YOUR OBJECTIVE => Exclude the pictures, then repeat the remaining data exactly.

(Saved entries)
———

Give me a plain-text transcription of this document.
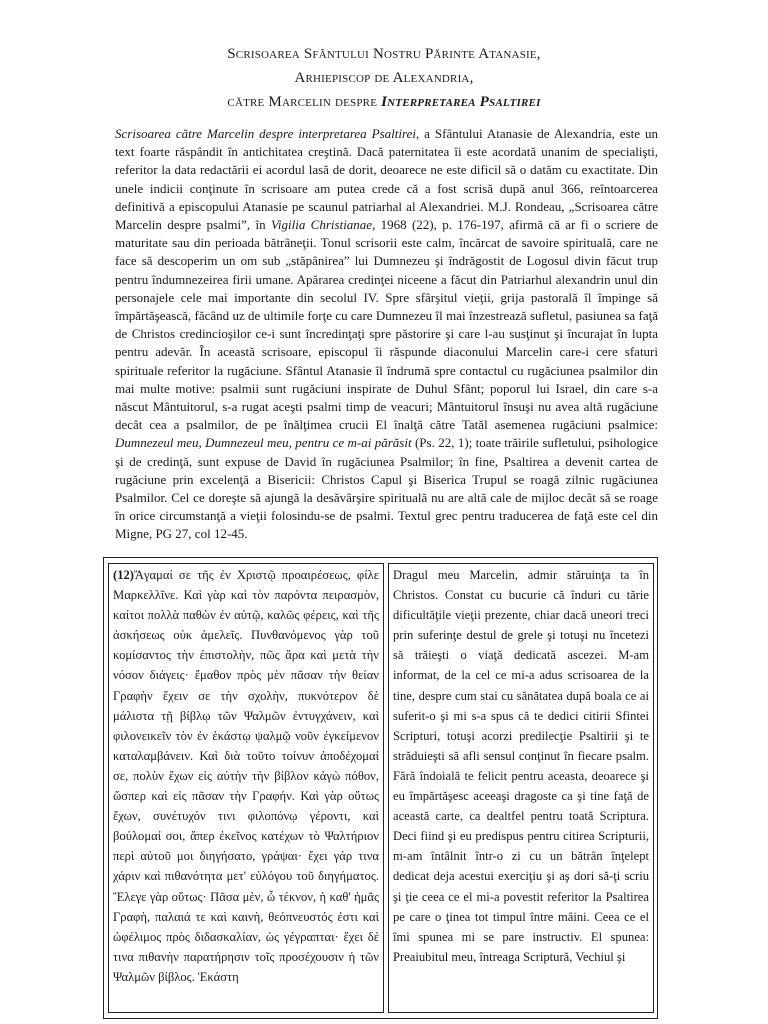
Scrisoarea Sfântului Nostru Părinte Atanasie,
Arhiepiscop de Alexandria,
către Marcelin despre Interpretarea Psaltirei
Scrisoarea către Marcelin despre interpretarea Psaltirei, a Sfântului Atanasie de Alexandria, este un text foarte răspândit în antichitatea creştină. Dacă paternitatea îi este acordată unanim de specialişti, referitor la data redactării ei acordul lasă de dorit, deoarece ne este dificil să o datăm cu exactitate. Din unele indicii conţinute în scrisoare am putea crede că a fost scrisă după anul 366, reîntoarcerea definitivă a episcopului Atanasie pe scaunul patriarhal al Alexandriei. M.J. Rondeau, „Scrisoarea către Marcelin despre psalmi”, în Vigilia Christianae, 1968 (22), p. 176-197, afirmă că ar fi o scriere de maturitate sau din perioada bătrâneţii. Tonul scrisorii este calm, încărcat de savoire spirituală, care ne face să descoperim un om sub „stăpânirea” lui Dumnezeu şi îndrăgostit de Logosul divin făcut trup pentru îndumnezeirea firii umane. Apărarea credinţei niceene a făcut din Patriarhul alexandrin unul din personajele cele mai importante din secolul IV. Spre sfârşitul vieţii, grija pastorală îl împinge să împărtăşească, făcând uz de ultimile forţe cu care Dumnezeu îl mai înzestrează sufletul, pasiunea sa faţă de Christos credincioşilor ce-i sunt încredinţaţi spre păstorire şi care l-au susţinut şi încurajat în lupta pentru adevăr. În această scrisoare, episcopul îi răspunde diaconului Marcelin care-i cere sfaturi spirituale referitor la rugăciune. Sfântul Atanasie îl îndrumă spre contactul cu rugăciunea psalmilor din mai multe motive: psalmii sunt rugăciuni inspirate de Duhul Sfânt; poporul lui Israel, din care s-a născut Mântuitorul, s-a rugat aceşti psalmi timp de veacuri; Mântuitorul însuşi nu avea altă rugăciune decât cea a psalmilor, de pe înălţimea crucii El înalţă către Tatăl asemenea rugăciuni psalmice: Dumnezeul meu, Dumnezeul meu, pentru ce m-ai părăsit (Ps. 22, 1); toate trăirile sufletului, psihologice şi de credinţă, sunt expuse de David în rugăciunea Psalmilor; în fine, Psaltirea a devenit cartea de rugăciune prin excelenţă a Bisericii: Christos Capul şi Biserica Trupul se roagă zilnic rugăciunea Psalmilor. Cel ce doreşte să ajungă la desăvârşire spirituală nu are altă cale de mijloc decât să se roage în orice circumstanţă a vieţii folosindu-se de psalmi. Textul grec pentru traducerea de faţă este cel din Migne, PG 27, col 12-45.
(12)Ἄγαμαί σε τῆς ἐν Χριστῷ προαιρέσεως, φίλε Μαρκελλῖνε. Καὶ γὰρ καὶ τὸν παρόντα πειρασμὸν, καίτοι πολλὰ παθὼν ἐν αὐτῷ, καλῶς φέρεις, καὶ τῆς ἀσκήσεως οὐκ ἀμελεῖς. Πυνθανόμενος γὰρ τοῦ κομίσαντος τὴν ἐπιστολὴν, πῶς ἄρα καὶ μετὰ τὴν νόσον διάγεις· ἔμαθον πρὸς μὲν πᾶσαν τὴν θείαν Γραφὴν ἔχειν σε τὴν σχολὴν, πυκνότερον δὲ μάλιστα τῇ βίβλῳ τῶν Ψαλμῶν ἐντυγχάνειν, καὶ φιλονεικεῖν τὸν ἐν ἑκάστῳ ψαλμῷ νοῦν ἐγκείμενον καταλαμβάνειν. Καὶ διὰ τοῦτο τοίνυν ἀποδέχομαί σε, πολὺν ἔχων εἰς αὐτὴν τὴν βίβλον κἀγὼ πόθον, ὥσπερ καὶ εἰς πᾶσαν τὴν Γραφήν. Καὶ γὰρ οὕτως ἔχων, συνέτυχόν τινι φιλοπόνῳ γέροντι, καὶ βούλομαί σοι, ἅπερ ἐκεῖνος κατέχων τὸ Ψαλτήριον περὶ αὐτοῦ μοι διηγήσατο, γράψαι· ἔχει γάρ τινα χάριν καὶ πιθανότητα μετ' εὐλόγου τοῦ διηγήματος. Ἔλεγε γὰρ οὕτως· Πᾶσα μὲν, ὦ τέκνον, ἡ καθ' ἡμᾶς Γραφὴ, παλαιά τε καὶ καινὴ, θεόπνευστός ἐστι καὶ ὠφέλιμος πρὸς διδασκαλίαν, ὡς γέγραπται· ἔχει δέ τινα πιθανὴν παρατήρησιν τοῖς προσέχουσιν ἡ τῶν Ψαλμῶν βίβλος. Ἑκάστη
Dragul meu Marcelin, admir stăruinţa ta în Christos. Constat cu bucurie că înduri cu tărie dificultăţile vieţii prezente, chiar dacă uneori treci prin suferinţe destul de grele şi totuşi nu încetezi să trăieşti o viaţă dedicată ascezei. M-am informat, de la cel ce mi-a adus scrisoarea de la tine, despre cum stai cu sănătatea după boala ce ai suferit-o şi mi s-a spus că te dedici citirii Sfintei Scripturi, totuşi acorzi predilecţie Psaltirii şi te străduieşti să afli sensul conţinut în fiecare psalm. Fără îndoială te felicit pentru aceasta, deoarece şi eu împărtăşesc aceeaşi dragoste ca şi tine faţă de această carte, ca dealtfel pentru toată Scriptura. Deci fiind şi eu predispus pentru citirea Scripturii, m-am întâlnit într-o zi cu un bătrân înţelept dedicat deja acestui exerciţiu şi aş dori să-ţi scriu şi ţie ceea ce el mi-a povestit referitor la Psaltirea pe care o ţinea tot timpul între mâini. Ceea ce el îmi spunea mi se pare instructiv. El spunea: Preaiubitul meu, întreaga Scriptură, Vechiul şi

———

WRITTEN RESPONSE =>
Give me a plain-text transcription of this document.
Scrisoarea Sfântului Nostru Părinte Atanasie,
Arhiepiscop de Alexandria,
către Marcelin despre Interpretarea Psaltirei
Scrisoarea către Marcelin despre interpretarea Psaltirei, a Sfântului Atanasie de Alexandria, este un text foarte răspândit în antichitatea creştină. Dacă paternitatea îi este acordată unanim de specialişti, referitor la data redactării ei acordul lasă de dorit, deoarece ne este dificil să o datăm cu exactitate. Din unele indicii conţinute în scrisoare am putea crede că a fost scrisă după anul 366, reîntoarcerea definitivă a episcopului Atanasie pe scaunul patriarhal al Alexandriei. M.J. Rondeau, „Scrisoarea către Marcelin despre psalmi”, în Vigilia Christianae, 1968 (22), p. 176-197, afirmă că ar fi o scriere de maturitate sau din perioada bătrâneţii. Tonul scrisorii este calm, încărcat de savoire spirituală, care ne face să descoperim un om sub „stăpânirea” lui Dumnezeu şi îndrăgostit de Logosul divin făcut trup pentru îndumnezeirea firii umane. Apărarea credinţei niceene a făcut din Patriarhul alexandrin unul din personajele cele mai importante din secolul IV. Spre sfârşitul vieţii, grija pastorală îl împinge să împărtăşească, făcând uz de ultimile forţe cu care Dumnezeu îl mai înzestrează sufletul, pasiunea sa faţă de Christos credincioşilor ce-i sunt încredinţaţi spre păstorire şi care l-au susţinut şi încurajat în lupta pentru adevăr. În această scrisoare, episcopul îi răspunde diaconului Marcelin care-i cere sfaturi spirituale referitor la rugăciune. Sfântul Atanasie îl îndrumă spre contactul cu rugăciunea psalmilor din mai multe motive: psalmii sunt rugăciuni inspirate de Duhul Sfânt; poporul lui Israel, din care s-a născut Mântuitorul, s-a rugat aceşti psalmi timp de veacuri; Mântuitorul însuşi nu avea altă rugăciune decât cea a psalmilor, de pe înălţimea crucii El înalţă către Tatăl asemenea rugăciuni psalmice: Dumnezeul meu, Dumnezeul meu, pentru ce m-ai părăsit (Ps. 22, 1); toate trăirile sufletului, psihologice şi de credinţă, sunt expuse de David în rugăciunea Psalmilor; în fine, Psaltirea a devenit cartea de rugăciune prin excelenţă a Bisericii: Christos Capul şi Biserica Trupul se roagă zilnic rugăciunea Psalmilor. Cel ce doreşte să ajungă la desăvârşire spirituală nu are altă cale de mijloc decât să se roage în orice circumstanţă a vieţii folosindu-se de psalmi. Textul grec pentru traducerea de faţă este cel din Migne, PG 27, col 12-45.
(12)Ἄγαμαί σε τῆς ἐν Χριστῷ προαιρέσεως, φίλε Μαρκελλῖνε. Καὶ γὰρ καὶ τὸν παρόντα πειρασμὸν, καίτοι πολλὰ παθὼν ἐν αὐτῷ, καλῶς φέρεις, καὶ τῆς ἀσκήσεως οὐκ ἀμελεῖς. Πυνθανόμενος γὰρ τοῦ κομίσαντος τὴν ἐπιστολὴν, πῶς ἄρα καὶ μετὰ τὴν νόσον διάγεις· ἔμαθον πρὸς μὲν πᾶσαν τὴν θείαν Γραφὴν ἔχειν σε τὴν σχολὴν, πυκνότερον δὲ μάλιστα τῇ βίβλῳ τῶν Ψαλμῶν ἐντυγχάνειν, καὶ φιλονεικεῖν τὸν ἐν ἑκάστῳ ψαλμῷ νοῦν ἐγκείμενον καταλαμβάνειν. Καὶ διὰ τοῦτο τοίνυν ἀποδέχομαί σε, πολὺν ἔχων εἰς αὐτὴν τὴν βίβλον κἀγὼ πόθον, ὥσπερ καὶ εἰς πᾶσαν τὴν Γραφήν. Καὶ γὰρ οὕτως ἔχων, συνέτυχόν τινι φιλοπόνῳ γέροντι, καὶ βούλομαί σοι, ἅπερ ἐκεῖνος κατέχων τὸ Ψαλτήριον περὶ αὐτοῦ μοι διηγήσατο, γράψαι· ἔχει γάρ τινα χάριν καὶ πιθανότητα μετ' εὐλόγου τοῦ διηγήματος. Ἔλεγε γὰρ οὕτως· Πᾶσα μὲν, ὦ τέκνον, ἡ καθ' ἡμᾶς Γραφὴ, παλαιά τε καὶ καινὴ, θεόπνευστός ἐστι καὶ ὠφέλιμος πρὸς διδασκαλίαν, ὡς γέγραπται· ἔχει δέ τινα πιθανὴν παρατήρησιν τοῖς προσέχουσιν ἡ τῶν Ψαλμῶν βίβλος. Ἑκάστη
Dragul meu Marcelin, admir stăruinţa ta în Christos. Constat cu bucurie că înduri cu tărie dificultăţile vieţii prezente, chiar dacă uneori treci prin suferinţe destul de grele şi totuşi nu încetezi să trăieşti o viaţă dedicată ascezei. M-am informat, de la cel ce mi-a adus scrisoarea de la tine, despre cum stai cu sănătatea după boala ce ai suferit-o şi mi s-a spus că te dedici citirii Sfintei Scripturi, totuşi acorzi predilecţie Psaltirii şi te străduieşti să afli sensul conţinut în fiecare psalm. Fără îndoială te felicit pentru aceasta, deoarece şi eu împărtăşesc aceeaşi dragoste ca şi tine faţă de această carte, ca dealtfel pentru toată Scriptura. Deci fiind şi eu predispus pentru citirea Scripturii, m-am întâlnit într-o zi cu un bătrân înţelept dedicat deja acestui exerciţiu şi aş dori să-ţi scriu şi ţie ceea ce el mi-a povestit referitor la Psaltirea pe care o ţinea tot timpul între mâini. Ceea ce el îmi spunea mi se pare instructiv. El spunea: Preaiubitul meu, întreaga Scriptură, Vechiul şi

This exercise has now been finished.